Copy out, character for character, everything from the start of the data down to the line that contains "853, 607, 920]", with both ends included.

** BEGIN Data to use **

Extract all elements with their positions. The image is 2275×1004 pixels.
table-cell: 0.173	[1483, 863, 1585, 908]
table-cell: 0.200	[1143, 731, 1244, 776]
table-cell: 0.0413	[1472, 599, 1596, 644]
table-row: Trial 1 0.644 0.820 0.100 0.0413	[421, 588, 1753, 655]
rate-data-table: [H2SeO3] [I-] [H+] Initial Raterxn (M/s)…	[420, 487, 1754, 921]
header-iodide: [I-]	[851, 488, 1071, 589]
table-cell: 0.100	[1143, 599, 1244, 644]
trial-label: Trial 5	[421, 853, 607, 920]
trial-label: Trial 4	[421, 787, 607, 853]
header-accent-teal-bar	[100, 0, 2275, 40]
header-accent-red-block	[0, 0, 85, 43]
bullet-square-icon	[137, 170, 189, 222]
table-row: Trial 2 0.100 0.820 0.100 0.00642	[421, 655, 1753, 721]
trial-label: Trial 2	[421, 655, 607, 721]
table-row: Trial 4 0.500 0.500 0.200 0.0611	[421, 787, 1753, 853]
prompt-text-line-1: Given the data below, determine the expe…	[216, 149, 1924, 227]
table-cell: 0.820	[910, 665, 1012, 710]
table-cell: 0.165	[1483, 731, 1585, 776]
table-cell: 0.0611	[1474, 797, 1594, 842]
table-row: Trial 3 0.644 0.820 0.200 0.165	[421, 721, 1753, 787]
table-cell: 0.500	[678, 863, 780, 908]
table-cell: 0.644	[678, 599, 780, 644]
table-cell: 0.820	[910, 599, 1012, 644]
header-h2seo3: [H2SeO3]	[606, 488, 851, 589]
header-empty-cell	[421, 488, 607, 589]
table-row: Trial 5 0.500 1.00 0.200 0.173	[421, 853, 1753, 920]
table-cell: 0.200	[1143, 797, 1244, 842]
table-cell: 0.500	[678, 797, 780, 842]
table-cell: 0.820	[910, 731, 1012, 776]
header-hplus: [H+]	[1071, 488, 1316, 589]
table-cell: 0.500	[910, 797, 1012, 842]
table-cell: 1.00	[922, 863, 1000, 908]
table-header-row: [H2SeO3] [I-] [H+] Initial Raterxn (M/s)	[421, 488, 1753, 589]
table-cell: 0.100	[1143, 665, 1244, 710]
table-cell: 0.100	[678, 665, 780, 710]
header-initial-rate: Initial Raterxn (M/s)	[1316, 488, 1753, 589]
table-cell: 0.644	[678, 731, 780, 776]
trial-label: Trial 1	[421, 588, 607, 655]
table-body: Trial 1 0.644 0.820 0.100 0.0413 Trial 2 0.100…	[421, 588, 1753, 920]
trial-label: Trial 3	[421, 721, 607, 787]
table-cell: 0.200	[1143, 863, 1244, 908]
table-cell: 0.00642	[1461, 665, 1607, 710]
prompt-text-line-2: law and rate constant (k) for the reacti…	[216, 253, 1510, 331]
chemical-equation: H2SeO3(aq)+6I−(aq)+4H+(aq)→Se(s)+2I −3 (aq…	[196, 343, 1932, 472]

** END Data to use **

Task result:
Extract all elements with their positions. The image is 2275×1004 pixels.
table-cell: 0.173	[1483, 863, 1585, 908]
table-cell: 0.200	[1143, 731, 1244, 776]
table-cell: 0.0413	[1472, 599, 1596, 644]
table-row: Trial 1 0.644 0.820 0.100 0.0413	[421, 588, 1753, 655]
rate-data-table: [H2SeO3] [I-] [H+] Initial Raterxn (M/s)…	[420, 487, 1754, 921]
header-iodide: [I-]	[851, 488, 1071, 589]
table-cell: 0.100	[1143, 599, 1244, 644]
trial-label: Trial 5	[421, 853, 607, 920]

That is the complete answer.